Task instructions
Exclude all pictures, then copy each of the records exactly as written.

Supplied entries
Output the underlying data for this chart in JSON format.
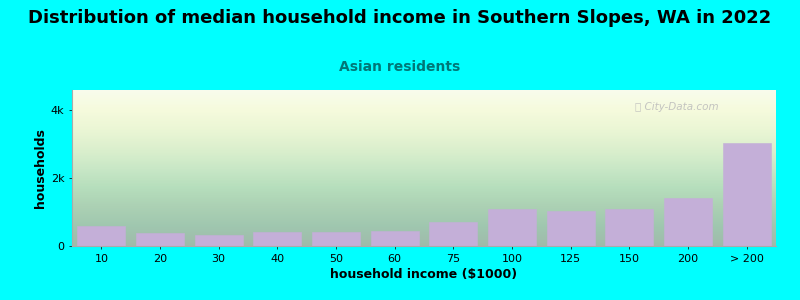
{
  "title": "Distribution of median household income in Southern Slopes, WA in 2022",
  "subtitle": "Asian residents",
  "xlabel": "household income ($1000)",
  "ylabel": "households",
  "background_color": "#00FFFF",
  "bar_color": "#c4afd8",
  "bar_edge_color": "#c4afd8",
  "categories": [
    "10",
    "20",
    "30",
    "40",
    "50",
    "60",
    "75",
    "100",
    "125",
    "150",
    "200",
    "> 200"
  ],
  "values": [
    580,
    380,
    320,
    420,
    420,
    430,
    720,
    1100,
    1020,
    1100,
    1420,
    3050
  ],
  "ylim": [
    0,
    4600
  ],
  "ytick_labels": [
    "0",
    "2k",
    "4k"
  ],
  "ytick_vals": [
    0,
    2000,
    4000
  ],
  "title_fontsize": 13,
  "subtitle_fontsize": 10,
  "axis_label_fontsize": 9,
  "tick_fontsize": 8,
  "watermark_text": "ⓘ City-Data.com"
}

Worked answer
Output the underlying data for this chart in JSON format.
{
  "title": "Distribution of median household income in Southern Slopes, WA in 2022",
  "subtitle": "Asian residents",
  "xlabel": "household income ($1000)",
  "ylabel": "households",
  "background_color": "#00FFFF",
  "bar_color": "#c4afd8",
  "bar_edge_color": "#c4afd8",
  "categories": [
    "10",
    "20",
    "30",
    "40",
    "50",
    "60",
    "75",
    "100",
    "125",
    "150",
    "200",
    "> 200"
  ],
  "values": [
    580,
    380,
    320,
    420,
    420,
    430,
    720,
    1100,
    1020,
    1100,
    1420,
    3050
  ],
  "ylim": [
    0,
    4600
  ],
  "ytick_labels": [
    "0",
    "2k",
    "4k"
  ],
  "ytick_vals": [
    0,
    2000,
    4000
  ],
  "title_fontsize": 13,
  "subtitle_fontsize": 10,
  "axis_label_fontsize": 9,
  "tick_fontsize": 8,
  "watermark_text": "ⓘ City-Data.com"
}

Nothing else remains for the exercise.